(Description of the task): Count how many lines have the word "unter" in them. Reply with that number by itself.

#### Supplied entries ####

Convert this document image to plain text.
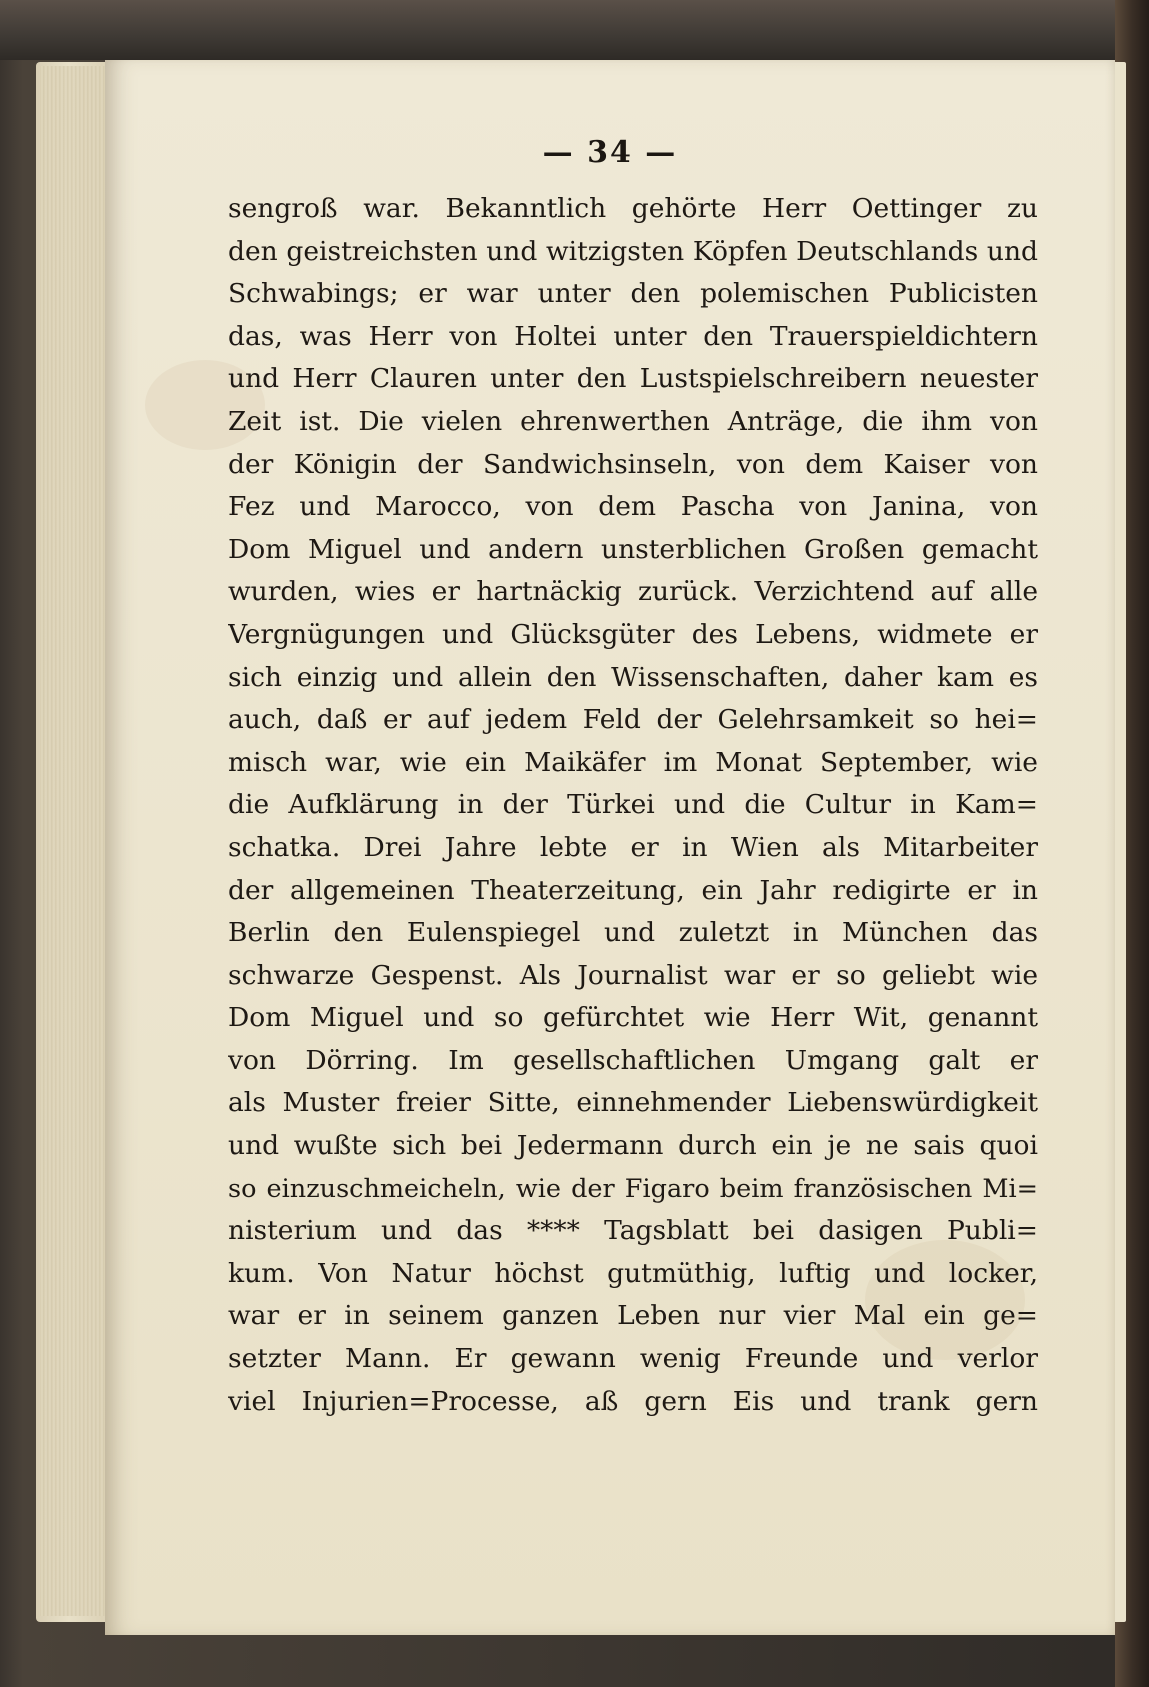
— 34 —
sengroß war. Bekanntlich gehörte Herr Oettinger zu
den geistreichsten und witzigsten Köpfen Deutschlands und
Schwabings; er war unter den polemischen Publicisten
das, was Herr von Holtei unter den Trauerspieldichtern
und Herr Clauren unter den Lustspielschreibern neuester
Zeit ist. Die vielen ehrenwerthen Anträge, die ihm von
der Königin der Sandwichsinseln, von dem Kaiser von
Fez und Marocco, von dem Pascha von Janina, von
Dom Miguel und andern unsterblichen Großen gemacht
wurden, wies er hartnäckig zurück. Verzichtend auf alle
Vergnügungen und Glücksgüter des Lebens, widmete er
sich einzig und allein den Wissenschaften, daher kam es
auch, daß er auf jedem Feld der Gelehrsamkeit so hei=
misch war, wie ein Maikäfer im Monat September, wie
die Aufklärung in der Türkei und die Cultur in Kam=
schatka. Drei Jahre lebte er in Wien als Mitarbeiter
der allgemeinen Theaterzeitung, ein Jahr redigirte er in
Berlin den Eulenspiegel und zuletzt in München das
schwarze Gespenst. Als Journalist war er so geliebt wie
Dom Miguel und so gefürchtet wie Herr Wit, genannt
von Dörring. Im gesellschaftlichen Umgang galt er
als Muster freier Sitte, einnehmender Liebenswürdigkeit
und wußte sich bei Jedermann durch ein je ne sais quoi
so einzuschmeicheln, wie der Figaro beim französischen Mi=
nisterium und das **** Tagsblatt bei dasigen Publi=
kum. Von Natur höchst gutmüthig, luftig und locker,
war er in seinem ganzen Leben nur vier Mal ein ge=
setzter Mann. Er gewann wenig Freunde und verlor
viel Injurien=Processe, aß gern Eis und trank gern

####

(Task solution): 3